DO THIS:
Report back each line of the records that contains the string "have".

------ STORED ROWS

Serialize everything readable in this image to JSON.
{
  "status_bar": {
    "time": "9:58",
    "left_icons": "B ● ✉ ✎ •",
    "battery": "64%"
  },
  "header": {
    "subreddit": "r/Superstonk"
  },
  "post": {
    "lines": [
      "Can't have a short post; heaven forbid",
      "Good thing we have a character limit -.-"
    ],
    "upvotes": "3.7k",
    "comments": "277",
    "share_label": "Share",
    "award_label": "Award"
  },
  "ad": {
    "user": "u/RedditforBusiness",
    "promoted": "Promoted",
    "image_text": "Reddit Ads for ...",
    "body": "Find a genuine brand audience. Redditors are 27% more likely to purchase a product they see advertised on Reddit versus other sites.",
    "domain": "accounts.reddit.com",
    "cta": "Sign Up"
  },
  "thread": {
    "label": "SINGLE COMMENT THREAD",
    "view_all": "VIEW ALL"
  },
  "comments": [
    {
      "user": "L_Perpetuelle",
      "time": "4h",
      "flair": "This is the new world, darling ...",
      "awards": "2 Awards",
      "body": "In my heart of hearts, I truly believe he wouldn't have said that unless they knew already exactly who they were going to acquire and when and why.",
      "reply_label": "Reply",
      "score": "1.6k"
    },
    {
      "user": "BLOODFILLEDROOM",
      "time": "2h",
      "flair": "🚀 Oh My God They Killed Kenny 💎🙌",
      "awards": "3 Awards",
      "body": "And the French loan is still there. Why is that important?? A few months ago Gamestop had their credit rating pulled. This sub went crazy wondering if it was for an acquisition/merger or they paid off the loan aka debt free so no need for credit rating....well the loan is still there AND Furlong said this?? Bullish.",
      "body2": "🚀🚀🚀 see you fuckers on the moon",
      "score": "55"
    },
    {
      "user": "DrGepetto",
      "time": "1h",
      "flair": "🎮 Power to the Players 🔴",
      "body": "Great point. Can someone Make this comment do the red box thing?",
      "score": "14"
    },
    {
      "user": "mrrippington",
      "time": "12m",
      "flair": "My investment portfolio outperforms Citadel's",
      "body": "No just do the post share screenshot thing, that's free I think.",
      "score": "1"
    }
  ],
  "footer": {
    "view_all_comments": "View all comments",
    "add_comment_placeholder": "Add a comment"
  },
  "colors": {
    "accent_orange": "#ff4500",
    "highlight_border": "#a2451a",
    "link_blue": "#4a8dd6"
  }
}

------------
------ STORED ROWS

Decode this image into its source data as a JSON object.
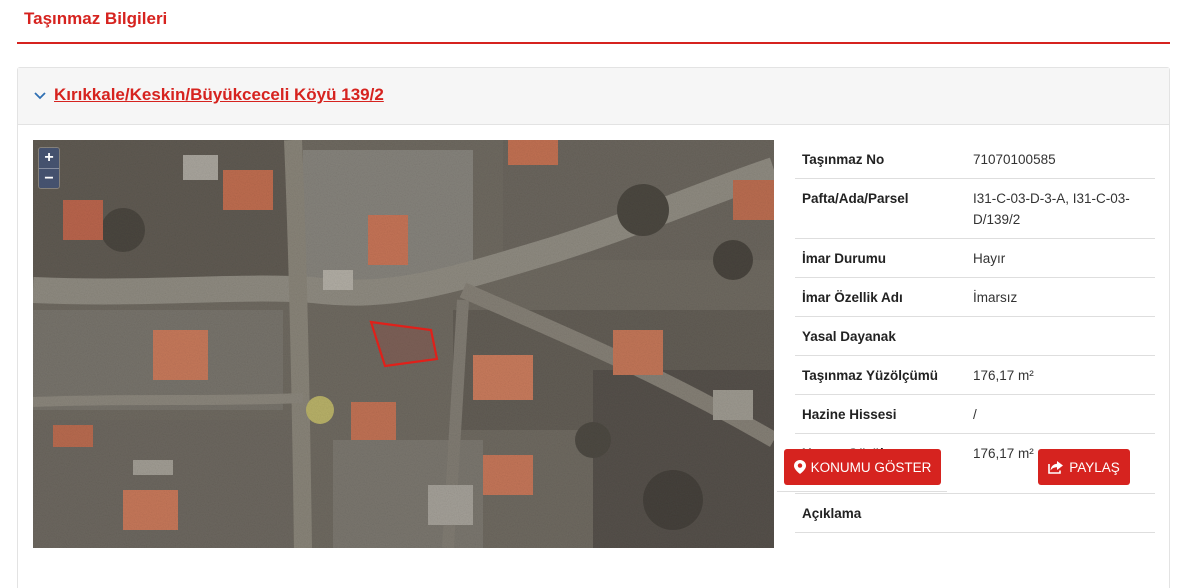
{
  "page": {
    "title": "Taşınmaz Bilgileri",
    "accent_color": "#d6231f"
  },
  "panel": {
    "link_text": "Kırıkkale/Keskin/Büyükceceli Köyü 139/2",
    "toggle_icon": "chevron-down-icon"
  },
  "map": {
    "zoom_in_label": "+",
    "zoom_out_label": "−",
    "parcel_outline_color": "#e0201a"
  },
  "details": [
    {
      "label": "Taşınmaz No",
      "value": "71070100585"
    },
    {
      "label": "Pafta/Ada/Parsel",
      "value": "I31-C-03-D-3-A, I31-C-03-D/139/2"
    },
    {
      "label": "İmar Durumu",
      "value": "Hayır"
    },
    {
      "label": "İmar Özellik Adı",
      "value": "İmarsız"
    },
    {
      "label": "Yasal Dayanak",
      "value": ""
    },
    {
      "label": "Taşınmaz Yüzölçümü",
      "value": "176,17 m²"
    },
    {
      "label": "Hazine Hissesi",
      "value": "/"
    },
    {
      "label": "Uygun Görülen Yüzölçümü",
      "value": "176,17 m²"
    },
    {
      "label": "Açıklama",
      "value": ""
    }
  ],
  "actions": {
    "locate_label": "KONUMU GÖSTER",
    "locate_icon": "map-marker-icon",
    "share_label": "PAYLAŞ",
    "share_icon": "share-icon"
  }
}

------------

REPLY:
      "Can't have a short post; heaven forbid",
      "Good thing we have a character limit -.-"
      "body": "In my heart of hearts, I truly believe he wouldn't have said that unless they knew already exactly who they were going to acquire and when and why.",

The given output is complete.